• _Given request_: Each line below must be set down exactly; omit any image you find.

• _Data for the task_:
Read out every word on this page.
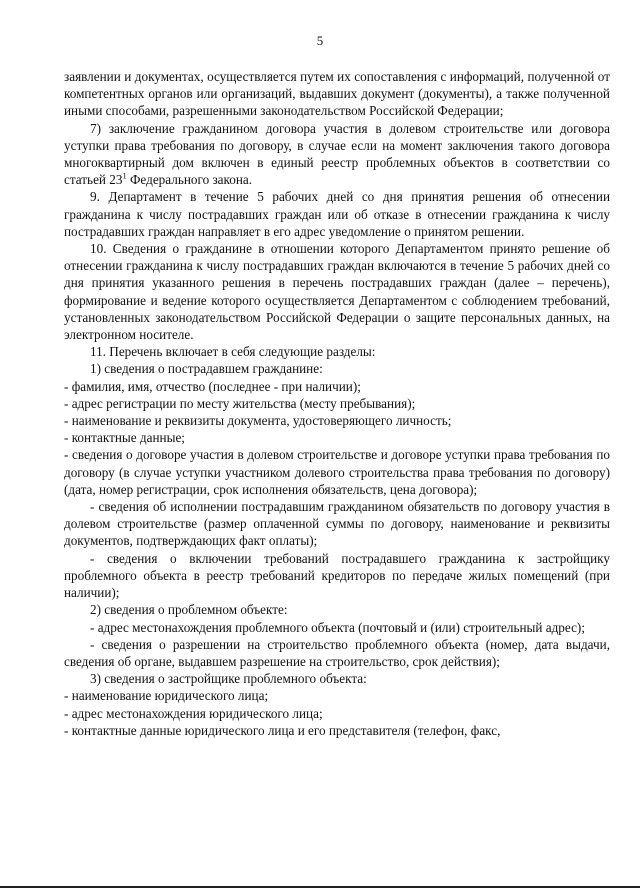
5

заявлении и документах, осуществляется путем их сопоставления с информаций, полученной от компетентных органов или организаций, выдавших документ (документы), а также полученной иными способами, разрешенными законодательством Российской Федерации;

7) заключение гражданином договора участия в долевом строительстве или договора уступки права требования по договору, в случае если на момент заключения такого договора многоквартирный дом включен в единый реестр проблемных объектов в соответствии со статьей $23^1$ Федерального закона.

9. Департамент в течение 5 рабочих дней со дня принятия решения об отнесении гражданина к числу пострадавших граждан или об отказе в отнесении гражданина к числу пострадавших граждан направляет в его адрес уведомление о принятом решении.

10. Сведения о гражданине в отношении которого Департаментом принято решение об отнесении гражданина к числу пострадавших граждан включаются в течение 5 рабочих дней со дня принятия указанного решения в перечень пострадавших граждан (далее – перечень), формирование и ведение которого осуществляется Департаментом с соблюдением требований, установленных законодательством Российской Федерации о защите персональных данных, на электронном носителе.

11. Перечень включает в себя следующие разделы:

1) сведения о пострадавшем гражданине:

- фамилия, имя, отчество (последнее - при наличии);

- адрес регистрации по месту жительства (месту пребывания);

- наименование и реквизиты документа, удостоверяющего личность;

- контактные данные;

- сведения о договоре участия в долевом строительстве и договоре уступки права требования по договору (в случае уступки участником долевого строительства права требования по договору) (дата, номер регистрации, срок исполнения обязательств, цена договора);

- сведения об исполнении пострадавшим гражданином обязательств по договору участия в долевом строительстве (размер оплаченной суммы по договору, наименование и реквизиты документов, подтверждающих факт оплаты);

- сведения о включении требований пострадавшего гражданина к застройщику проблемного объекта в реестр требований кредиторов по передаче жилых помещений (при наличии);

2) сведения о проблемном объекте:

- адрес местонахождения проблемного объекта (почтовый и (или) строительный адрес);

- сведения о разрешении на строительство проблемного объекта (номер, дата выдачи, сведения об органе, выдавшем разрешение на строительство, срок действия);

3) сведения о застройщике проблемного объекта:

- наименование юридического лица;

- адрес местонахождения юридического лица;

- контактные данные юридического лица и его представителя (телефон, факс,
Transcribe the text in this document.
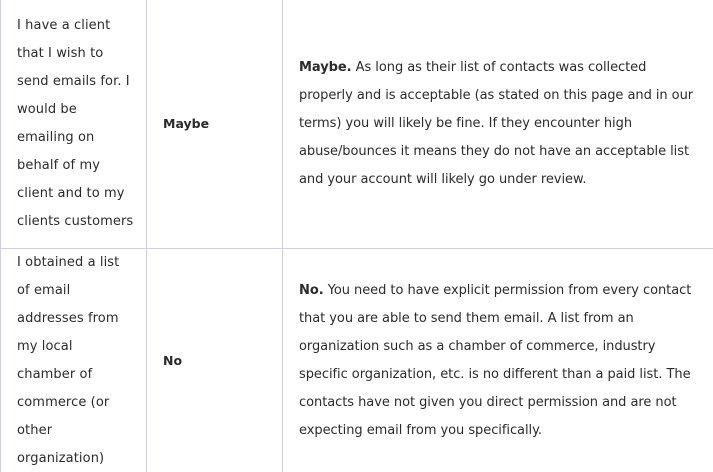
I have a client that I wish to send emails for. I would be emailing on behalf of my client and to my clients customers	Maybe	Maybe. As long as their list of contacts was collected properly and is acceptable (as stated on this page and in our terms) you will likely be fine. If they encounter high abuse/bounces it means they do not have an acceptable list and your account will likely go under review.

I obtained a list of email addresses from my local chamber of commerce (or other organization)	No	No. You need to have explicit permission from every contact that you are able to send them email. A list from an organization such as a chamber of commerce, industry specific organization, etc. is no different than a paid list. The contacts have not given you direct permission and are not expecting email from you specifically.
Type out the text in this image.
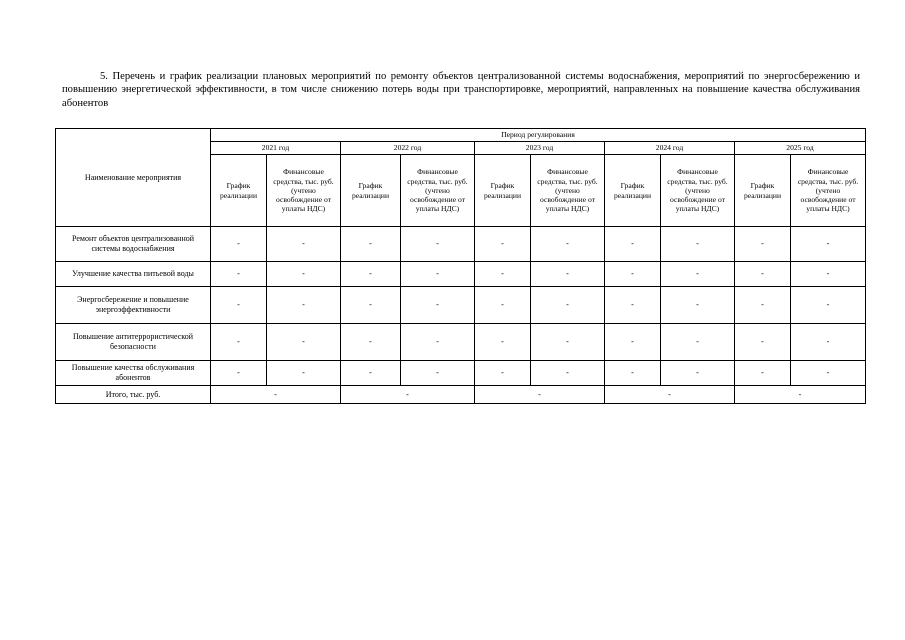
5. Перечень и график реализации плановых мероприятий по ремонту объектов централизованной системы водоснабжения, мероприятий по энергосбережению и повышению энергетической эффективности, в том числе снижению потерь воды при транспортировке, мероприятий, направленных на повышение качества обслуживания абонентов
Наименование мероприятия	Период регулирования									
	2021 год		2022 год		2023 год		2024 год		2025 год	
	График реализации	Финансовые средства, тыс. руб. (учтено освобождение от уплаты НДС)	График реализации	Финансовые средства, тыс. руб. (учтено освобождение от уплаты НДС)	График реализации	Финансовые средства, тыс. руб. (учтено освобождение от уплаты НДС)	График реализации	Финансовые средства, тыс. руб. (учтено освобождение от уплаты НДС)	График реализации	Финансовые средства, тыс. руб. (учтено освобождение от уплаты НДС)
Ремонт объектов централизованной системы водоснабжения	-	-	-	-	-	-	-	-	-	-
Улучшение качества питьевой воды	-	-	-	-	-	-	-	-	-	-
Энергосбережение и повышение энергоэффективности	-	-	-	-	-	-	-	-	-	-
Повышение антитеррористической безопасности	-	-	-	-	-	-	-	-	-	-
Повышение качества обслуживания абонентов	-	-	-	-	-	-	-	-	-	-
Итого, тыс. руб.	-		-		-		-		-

• _Expected answer_:
Read out every word on this page.
5

заявлении и документах, осуществляется путем их сопоставления с информаций, полученной от компетентных органов или организаций, выдавших документ (документы), а также полученной иными способами, разрешенными законодательством Российской Федерации;

7) заключение гражданином договора участия в долевом строительстве или договора уступки права требования по договору, в случае если на момент заключения такого договора многоквартирный дом включен в единый реестр проблемных объектов в соответствии со статьей $23^1$ Федерального закона.

9. Департамент в течение 5 рабочих дней со дня принятия решения об отнесении гражданина к числу пострадавших граждан или об отказе в отнесении гражданина к числу пострадавших граждан направляет в его адрес уведомление о принятом решении.

10. Сведения о гражданине в отношении которого Департаментом принято решение об отнесении гражданина к числу пострадавших граждан включаются в течение 5 рабочих дней со дня принятия указанного решения в перечень пострадавших граждан (далее – перечень), формирование и ведение которого осуществляется Департаментом с соблюдением требований, установленных законодательством Российской Федерации о защите персональных данных, на электронном носителе.

11. Перечень включает в себя следующие разделы:

1) сведения о пострадавшем гражданине:

- фамилия, имя, отчество (последнее - при наличии);

- адрес регистрации по месту жительства (месту пребывания);

- наименование и реквизиты документа, удостоверяющего личность;

- контактные данные;

- сведения о договоре участия в долевом строительстве и договоре уступки права требования по договору (в случае уступки участником долевого строительства права требования по договору) (дата, номер регистрации, срок исполнения обязательств, цена договора);

- сведения об исполнении пострадавшим гражданином обязательств по договору участия в долевом строительстве (размер оплаченной суммы по договору, наименование и реквизиты документов, подтверждающих факт оплаты);

- сведения о включении требований пострадавшего гражданина к застройщику проблемного объекта в реестр требований кредиторов по передаче жилых помещений (при наличии);

2) сведения о проблемном объекте:

- адрес местонахождения проблемного объекта (почтовый и (или) строительный адрес);

- сведения о разрешении на строительство проблемного объекта (номер, дата выдачи, сведения об органе, выдавшем разрешение на строительство, срок действия);

3) сведения о застройщике проблемного объекта:

- наименование юридического лица;

- адрес местонахождения юридического лица;

- контактные данные юридического лица и его представителя (телефон, факс,
Transcribe the text in this document.
I have a client that I wish to send emails for. I would be emailing on behalf of my client and to my clients customers	Maybe	Maybe. As long as their list of contacts was collected properly and is acceptable (as stated on this page and in our terms) you will likely be fine. If they encounter high abuse/bounces it means they do not have an acceptable list and your account will likely go under review.

I obtained a list of email addresses from my local chamber of commerce (or other organization)	No	No. You need to have explicit permission from every contact that you are able to send them email. A list from an organization such as a chamber of commerce, industry specific organization, etc. is no different than a paid list. The contacts have not given you direct permission and are not expecting email from you specifically.
Type out the text in this image.
5. Перечень и график реализации плановых мероприятий по ремонту объектов централизованной системы водоснабжения, мероприятий по энергосбережению и повышению энергетической эффективности, в том числе снижению потерь воды при транспортировке, мероприятий, направленных на повышение качества обслуживания абонентов
Наименование мероприятия	Период регулирования									
	2021 год		2022 год		2023 год		2024 год		2025 год	
	График реализации	Финансовые средства, тыс. руб. (учтено освобождение от уплаты НДС)	График реализации	Финансовые средства, тыс. руб. (учтено освобождение от уплаты НДС)	График реализации	Финансовые средства, тыс. руб. (учтено освобождение от уплаты НДС)	График реализации	Финансовые средства, тыс. руб. (учтено освобождение от уплаты НДС)	График реализации	Финансовые средства, тыс. руб. (учтено освобождение от уплаты НДС)
Ремонт объектов централизованной системы водоснабжения	-	-	-	-	-	-	-	-	-	-
Улучшение качества питьевой воды	-	-	-	-	-	-	-	-	-	-
Энергосбережение и повышение энергоэффективности	-	-	-	-	-	-	-	-	-	-
Повышение антитеррористической безопасности	-	-	-	-	-	-	-	-	-	-
Повышение качества обслуживания абонентов	-	-	-	-	-	-	-	-	-	-
Итого, тыс. руб.	-		-		-		-		-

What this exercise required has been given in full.